● **Directions**
Every line in the data below that includes "Iowa" belongs in the answer, copied as it stands.

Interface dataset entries
Start of Block

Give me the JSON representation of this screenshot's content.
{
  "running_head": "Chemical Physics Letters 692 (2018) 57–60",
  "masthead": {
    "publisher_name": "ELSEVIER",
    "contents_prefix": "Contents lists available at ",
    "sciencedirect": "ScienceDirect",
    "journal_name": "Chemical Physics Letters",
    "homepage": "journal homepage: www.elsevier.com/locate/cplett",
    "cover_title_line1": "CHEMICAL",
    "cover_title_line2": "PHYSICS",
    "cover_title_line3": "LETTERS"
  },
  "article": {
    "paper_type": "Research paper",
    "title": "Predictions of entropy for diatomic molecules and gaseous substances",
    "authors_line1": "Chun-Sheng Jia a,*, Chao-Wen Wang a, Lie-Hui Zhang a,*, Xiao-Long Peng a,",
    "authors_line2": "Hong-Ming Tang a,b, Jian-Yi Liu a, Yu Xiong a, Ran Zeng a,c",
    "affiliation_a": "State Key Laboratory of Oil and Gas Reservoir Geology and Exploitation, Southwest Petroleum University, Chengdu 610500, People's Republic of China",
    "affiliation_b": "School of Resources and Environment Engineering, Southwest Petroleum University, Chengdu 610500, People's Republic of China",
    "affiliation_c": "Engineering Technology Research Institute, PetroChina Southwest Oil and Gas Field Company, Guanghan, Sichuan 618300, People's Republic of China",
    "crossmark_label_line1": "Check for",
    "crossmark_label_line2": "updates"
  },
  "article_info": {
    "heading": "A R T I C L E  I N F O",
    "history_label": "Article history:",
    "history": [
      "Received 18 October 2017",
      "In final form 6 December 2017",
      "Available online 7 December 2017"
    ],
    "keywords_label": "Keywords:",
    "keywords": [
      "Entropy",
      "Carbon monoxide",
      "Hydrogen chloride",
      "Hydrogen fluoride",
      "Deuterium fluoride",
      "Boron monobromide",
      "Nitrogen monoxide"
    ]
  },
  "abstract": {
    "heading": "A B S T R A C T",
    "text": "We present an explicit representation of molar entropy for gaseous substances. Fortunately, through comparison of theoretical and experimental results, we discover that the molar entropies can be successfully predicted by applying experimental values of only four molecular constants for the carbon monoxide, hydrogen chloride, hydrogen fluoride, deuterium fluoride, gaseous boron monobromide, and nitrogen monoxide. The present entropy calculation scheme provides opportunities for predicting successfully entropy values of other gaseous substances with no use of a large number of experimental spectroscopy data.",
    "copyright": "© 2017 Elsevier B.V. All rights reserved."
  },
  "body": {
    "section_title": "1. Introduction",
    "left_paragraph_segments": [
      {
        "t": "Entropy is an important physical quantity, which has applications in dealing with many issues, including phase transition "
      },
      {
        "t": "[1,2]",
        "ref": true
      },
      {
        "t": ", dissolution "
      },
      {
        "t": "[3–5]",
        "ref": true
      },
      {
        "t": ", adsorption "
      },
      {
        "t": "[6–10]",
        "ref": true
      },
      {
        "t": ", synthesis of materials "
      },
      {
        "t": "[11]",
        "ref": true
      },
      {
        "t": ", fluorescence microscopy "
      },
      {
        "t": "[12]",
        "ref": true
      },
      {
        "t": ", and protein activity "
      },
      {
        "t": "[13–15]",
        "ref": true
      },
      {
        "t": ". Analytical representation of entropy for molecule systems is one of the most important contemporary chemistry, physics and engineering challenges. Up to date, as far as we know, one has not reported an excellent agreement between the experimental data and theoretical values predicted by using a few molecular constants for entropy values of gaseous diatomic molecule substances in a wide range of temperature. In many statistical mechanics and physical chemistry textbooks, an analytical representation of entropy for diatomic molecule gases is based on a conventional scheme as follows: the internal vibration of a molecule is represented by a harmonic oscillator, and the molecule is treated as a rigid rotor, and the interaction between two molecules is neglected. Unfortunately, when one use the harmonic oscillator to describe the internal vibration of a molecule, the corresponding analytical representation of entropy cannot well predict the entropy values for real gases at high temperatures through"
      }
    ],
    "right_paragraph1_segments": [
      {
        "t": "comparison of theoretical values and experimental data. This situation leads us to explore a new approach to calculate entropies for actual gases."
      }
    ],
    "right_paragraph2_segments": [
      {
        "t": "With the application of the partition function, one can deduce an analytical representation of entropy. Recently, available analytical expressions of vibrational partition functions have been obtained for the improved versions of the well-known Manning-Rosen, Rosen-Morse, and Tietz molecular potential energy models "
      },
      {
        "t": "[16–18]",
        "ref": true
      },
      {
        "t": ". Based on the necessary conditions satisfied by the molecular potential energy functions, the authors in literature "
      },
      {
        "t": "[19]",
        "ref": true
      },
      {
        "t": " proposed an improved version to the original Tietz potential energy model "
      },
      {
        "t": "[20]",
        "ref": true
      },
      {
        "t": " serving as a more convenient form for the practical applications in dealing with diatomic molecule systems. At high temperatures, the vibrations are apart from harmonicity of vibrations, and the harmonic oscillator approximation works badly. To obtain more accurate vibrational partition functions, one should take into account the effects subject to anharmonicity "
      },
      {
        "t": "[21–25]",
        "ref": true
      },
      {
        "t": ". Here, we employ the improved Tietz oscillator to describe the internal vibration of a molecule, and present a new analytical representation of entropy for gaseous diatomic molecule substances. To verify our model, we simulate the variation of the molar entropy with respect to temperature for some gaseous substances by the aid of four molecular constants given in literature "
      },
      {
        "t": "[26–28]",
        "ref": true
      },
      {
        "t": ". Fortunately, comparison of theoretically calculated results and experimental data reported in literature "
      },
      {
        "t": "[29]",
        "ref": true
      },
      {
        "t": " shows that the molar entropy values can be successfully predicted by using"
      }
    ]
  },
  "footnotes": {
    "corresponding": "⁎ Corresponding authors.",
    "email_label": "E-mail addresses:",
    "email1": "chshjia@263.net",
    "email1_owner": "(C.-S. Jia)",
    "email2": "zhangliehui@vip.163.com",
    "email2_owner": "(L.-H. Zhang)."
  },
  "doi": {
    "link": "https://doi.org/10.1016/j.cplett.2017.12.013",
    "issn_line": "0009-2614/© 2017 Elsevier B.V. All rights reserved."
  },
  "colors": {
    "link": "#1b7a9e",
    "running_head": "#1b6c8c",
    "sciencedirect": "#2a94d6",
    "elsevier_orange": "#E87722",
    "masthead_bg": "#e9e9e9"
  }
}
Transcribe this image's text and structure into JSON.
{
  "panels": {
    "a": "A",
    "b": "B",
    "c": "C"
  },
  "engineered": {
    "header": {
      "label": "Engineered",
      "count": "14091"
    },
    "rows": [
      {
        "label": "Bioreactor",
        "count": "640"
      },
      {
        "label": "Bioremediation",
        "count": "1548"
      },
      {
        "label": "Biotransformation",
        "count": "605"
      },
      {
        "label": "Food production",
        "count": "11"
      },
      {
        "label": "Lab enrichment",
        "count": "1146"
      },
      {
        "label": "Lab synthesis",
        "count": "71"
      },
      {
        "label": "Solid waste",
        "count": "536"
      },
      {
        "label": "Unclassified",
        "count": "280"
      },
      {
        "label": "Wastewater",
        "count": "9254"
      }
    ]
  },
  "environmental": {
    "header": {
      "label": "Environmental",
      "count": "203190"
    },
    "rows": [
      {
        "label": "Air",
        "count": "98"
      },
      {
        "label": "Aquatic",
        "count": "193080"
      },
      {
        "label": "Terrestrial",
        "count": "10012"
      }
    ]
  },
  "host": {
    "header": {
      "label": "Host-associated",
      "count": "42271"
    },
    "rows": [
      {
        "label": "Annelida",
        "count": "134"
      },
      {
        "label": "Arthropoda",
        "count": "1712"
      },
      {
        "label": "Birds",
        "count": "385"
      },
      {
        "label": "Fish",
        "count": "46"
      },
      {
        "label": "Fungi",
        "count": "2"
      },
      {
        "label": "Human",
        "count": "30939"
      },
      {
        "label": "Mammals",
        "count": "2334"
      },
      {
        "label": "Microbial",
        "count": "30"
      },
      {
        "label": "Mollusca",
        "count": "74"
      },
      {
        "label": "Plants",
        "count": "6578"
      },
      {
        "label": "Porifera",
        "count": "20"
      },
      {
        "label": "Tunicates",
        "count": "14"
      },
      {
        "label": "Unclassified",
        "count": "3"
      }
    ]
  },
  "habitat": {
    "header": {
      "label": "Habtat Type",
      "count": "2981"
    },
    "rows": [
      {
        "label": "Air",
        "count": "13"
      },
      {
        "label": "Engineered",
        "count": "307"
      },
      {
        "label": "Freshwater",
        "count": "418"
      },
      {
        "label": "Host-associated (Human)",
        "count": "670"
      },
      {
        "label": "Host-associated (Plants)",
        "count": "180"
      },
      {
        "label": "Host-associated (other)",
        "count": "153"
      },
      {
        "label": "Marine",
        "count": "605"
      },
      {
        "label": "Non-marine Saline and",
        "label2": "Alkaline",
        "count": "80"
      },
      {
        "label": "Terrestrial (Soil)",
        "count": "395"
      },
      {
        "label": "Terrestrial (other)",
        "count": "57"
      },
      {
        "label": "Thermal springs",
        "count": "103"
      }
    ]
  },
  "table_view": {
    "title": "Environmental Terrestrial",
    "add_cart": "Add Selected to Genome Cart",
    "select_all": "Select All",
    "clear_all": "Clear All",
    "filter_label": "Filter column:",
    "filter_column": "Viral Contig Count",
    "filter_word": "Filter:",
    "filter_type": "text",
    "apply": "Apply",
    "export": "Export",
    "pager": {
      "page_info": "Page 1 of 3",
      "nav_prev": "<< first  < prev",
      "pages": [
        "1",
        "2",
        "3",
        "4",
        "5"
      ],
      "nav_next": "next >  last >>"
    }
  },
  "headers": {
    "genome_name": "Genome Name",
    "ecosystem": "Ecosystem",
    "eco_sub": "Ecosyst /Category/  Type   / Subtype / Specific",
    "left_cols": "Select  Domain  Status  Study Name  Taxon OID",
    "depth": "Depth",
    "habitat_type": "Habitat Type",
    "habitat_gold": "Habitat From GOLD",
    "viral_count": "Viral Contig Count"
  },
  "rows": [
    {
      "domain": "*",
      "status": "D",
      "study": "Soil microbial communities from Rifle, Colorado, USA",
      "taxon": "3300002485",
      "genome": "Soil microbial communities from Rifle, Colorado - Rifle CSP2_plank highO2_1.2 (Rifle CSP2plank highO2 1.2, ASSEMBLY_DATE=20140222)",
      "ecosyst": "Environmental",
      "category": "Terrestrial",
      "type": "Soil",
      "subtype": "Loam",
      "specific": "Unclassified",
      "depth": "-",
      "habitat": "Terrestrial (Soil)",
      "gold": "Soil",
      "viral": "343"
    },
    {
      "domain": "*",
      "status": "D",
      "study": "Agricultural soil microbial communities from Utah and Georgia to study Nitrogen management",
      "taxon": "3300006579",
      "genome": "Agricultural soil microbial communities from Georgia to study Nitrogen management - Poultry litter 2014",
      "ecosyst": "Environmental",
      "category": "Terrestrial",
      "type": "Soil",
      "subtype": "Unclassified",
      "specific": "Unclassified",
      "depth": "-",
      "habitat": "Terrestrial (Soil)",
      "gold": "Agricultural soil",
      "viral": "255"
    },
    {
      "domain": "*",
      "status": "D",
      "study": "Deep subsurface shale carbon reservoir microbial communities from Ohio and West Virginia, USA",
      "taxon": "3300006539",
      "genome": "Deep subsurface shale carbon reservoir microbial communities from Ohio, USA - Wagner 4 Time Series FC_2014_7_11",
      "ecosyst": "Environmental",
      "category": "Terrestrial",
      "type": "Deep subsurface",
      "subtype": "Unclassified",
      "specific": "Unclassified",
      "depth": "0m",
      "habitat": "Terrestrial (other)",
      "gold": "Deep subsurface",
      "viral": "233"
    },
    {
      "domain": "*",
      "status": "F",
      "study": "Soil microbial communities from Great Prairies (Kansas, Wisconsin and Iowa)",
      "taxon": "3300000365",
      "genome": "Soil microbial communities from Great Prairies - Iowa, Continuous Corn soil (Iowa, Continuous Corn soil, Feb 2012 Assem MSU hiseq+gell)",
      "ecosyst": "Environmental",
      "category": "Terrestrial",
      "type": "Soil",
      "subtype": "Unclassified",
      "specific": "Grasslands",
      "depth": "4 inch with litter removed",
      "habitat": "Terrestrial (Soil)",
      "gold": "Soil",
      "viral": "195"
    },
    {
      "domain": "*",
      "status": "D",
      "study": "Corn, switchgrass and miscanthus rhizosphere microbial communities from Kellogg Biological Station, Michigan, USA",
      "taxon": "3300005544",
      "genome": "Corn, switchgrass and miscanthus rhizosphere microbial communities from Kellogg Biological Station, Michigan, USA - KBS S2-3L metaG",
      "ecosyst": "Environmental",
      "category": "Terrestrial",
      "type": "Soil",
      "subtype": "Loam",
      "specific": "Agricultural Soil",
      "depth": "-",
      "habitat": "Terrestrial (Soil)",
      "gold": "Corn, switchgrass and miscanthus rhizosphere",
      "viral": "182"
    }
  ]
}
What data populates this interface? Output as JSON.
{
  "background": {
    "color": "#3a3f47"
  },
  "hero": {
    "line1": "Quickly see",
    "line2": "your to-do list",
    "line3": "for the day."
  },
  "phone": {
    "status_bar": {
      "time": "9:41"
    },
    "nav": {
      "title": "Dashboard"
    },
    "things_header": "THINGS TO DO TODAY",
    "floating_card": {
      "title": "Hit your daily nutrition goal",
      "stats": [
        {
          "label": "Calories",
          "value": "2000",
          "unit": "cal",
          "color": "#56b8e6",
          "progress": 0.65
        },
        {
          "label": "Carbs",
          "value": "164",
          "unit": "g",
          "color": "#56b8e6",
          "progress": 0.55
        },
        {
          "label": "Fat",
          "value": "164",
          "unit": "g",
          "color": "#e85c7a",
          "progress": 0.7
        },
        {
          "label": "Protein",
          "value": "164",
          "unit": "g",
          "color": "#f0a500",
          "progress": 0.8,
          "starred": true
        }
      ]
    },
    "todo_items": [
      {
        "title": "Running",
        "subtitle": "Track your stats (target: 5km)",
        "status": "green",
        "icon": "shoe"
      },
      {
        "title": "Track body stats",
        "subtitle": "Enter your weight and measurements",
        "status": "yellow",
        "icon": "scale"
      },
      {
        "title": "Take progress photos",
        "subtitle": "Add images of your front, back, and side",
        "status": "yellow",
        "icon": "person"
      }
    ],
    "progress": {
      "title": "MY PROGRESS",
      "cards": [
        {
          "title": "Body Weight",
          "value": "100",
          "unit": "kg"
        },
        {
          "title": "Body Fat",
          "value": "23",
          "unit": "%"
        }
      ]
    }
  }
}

End of Block

● **Answer space**
      "study": "Soil microbial communities from Great Prairies (Kansas, Wisconsin and Iowa)",
      "genome": "Soil microbial communities from Great Prairies - Iowa, Continuous Corn soil (Iowa, Continuous Corn soil, Feb 2012 Assem MSU hiseq+gell)",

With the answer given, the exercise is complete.